[BRIEF] Gather up the lines with the word "Lead" in them.

[EXERCISE MATERIAL]
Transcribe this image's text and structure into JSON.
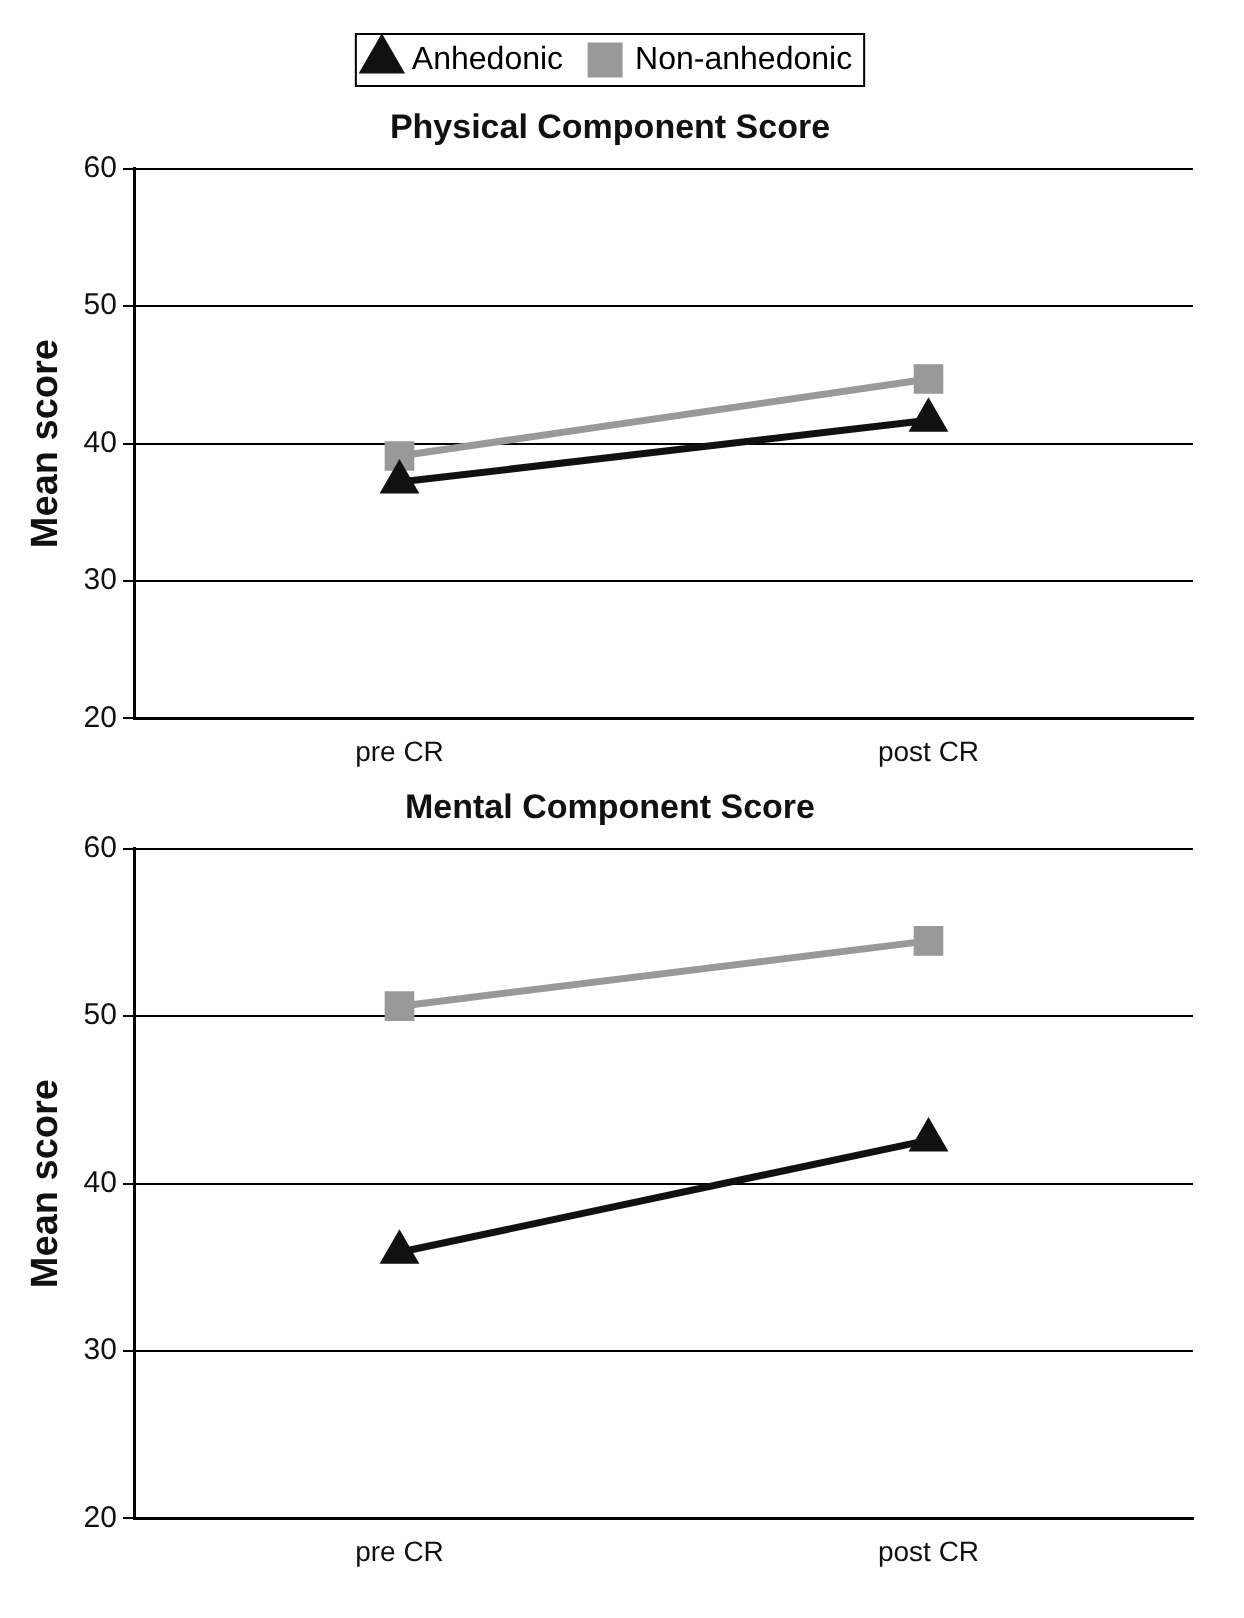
{
  "chart_data": [
    {
      "type": "line",
      "title": "Physical Component Score",
      "ylabel": "Mean score",
      "categories": [
        "pre CR",
        "post CR"
      ],
      "ylim": [
        20,
        60
      ],
      "yticks": [
        20,
        30,
        40,
        50,
        60
      ],
      "grid": "y",
      "legend": "top",
      "series": [
        {
          "name": "Anhedonic",
          "color": "#111111",
          "marker": "triangle",
          "values": [
            37.2,
            41.7
          ]
        },
        {
          "name": "Non-anhedonic",
          "color": "#999999",
          "marker": "square",
          "values": [
            39.1,
            44.7
          ]
        }
      ]
    },
    {
      "type": "line",
      "title": "Mental Component Score",
      "ylabel": "Mean score",
      "categories": [
        "pre CR",
        "post CR"
      ],
      "ylim": [
        20,
        60
      ],
      "yticks": [
        20,
        30,
        40,
        50,
        60
      ],
      "grid": "y",
      "series": [
        {
          "color": "#111111",
          "marker": "triangle",
          "values": [
            35.9,
            42.6
          ]
        },
        {
          "color": "#999999",
          "marker": "square",
          "values": [
            50.6,
            54.5
          ]
        }
      ]
    }
  ]
}
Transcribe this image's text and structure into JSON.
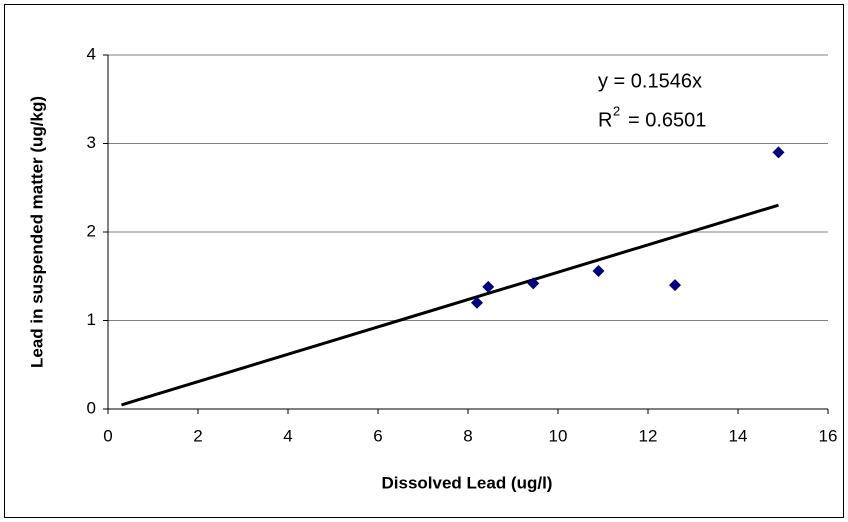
{
  "chart_data": {
    "type": "scatter",
    "x_label": "Dissolved Lead (ug/l)",
    "y_label": "Lead in suspended matter (ug/kg)",
    "equation": "y = 0.1546x",
    "r2_symbol": "R",
    "r2_exponent": "2",
    "r2_value": "= 0.6501",
    "x": [
      8.2,
      8.45,
      9.45,
      10.9,
      12.6,
      14.9
    ],
    "series": [
      {
        "color": "#000080",
        "values": [
          1.2,
          1.38,
          1.42,
          1.56,
          1.4,
          2.9
        ]
      }
    ],
    "trendline": {
      "slope": 0.1546,
      "x_range": [
        0.3,
        14.9
      ],
      "color": "#000000"
    },
    "xlim": [
      0,
      16
    ],
    "ylim": [
      0,
      4
    ],
    "xticks": [
      0,
      2,
      4,
      6,
      8,
      10,
      12,
      14,
      16
    ],
    "yticks": [
      0,
      1,
      2,
      3,
      4
    ],
    "grid": true
  }
}
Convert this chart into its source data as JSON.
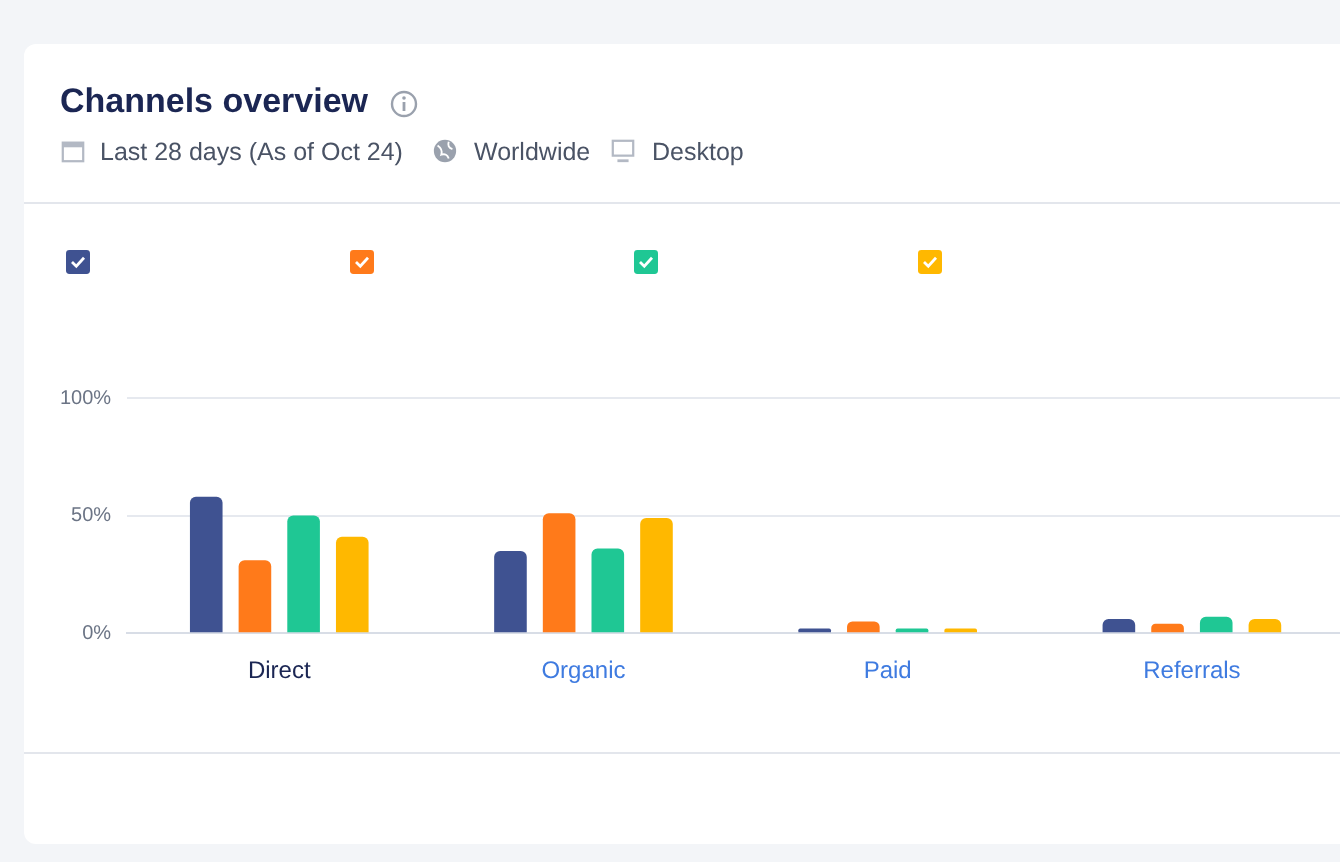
{
  "chart_data": {
    "type": "bar",
    "title": "Channels overview",
    "subtitle": "Last 28 days (As of Oct 24)",
    "annotations": [
      "Worldwide",
      "Desktop"
    ],
    "categories": [
      "Direct",
      "Organic",
      "Paid",
      "Referrals"
    ],
    "series": [
      {
        "color": "#3f5291",
        "values": [
          58,
          35,
          2,
          6
        ]
      },
      {
        "color": "#ff7a1a",
        "values": [
          31,
          51,
          5,
          4
        ]
      },
      {
        "color": "#1fc794",
        "values": [
          50,
          36,
          2,
          7
        ]
      },
      {
        "color": "#ffb800",
        "values": [
          41,
          49,
          2,
          6
        ]
      }
    ],
    "ylim": [
      0,
      100
    ],
    "yticks": [
      {
        "value": 0,
        "label": "0%"
      },
      {
        "value": 50,
        "label": "50%"
      },
      {
        "value": 100,
        "label": "100%"
      }
    ],
    "grid": "y",
    "legend": false
  }
}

[THE RESULT]
    "x_label": "Dissolved Lead (ug/l)",
    "y_label": "Lead in suspended matter (ug/kg)",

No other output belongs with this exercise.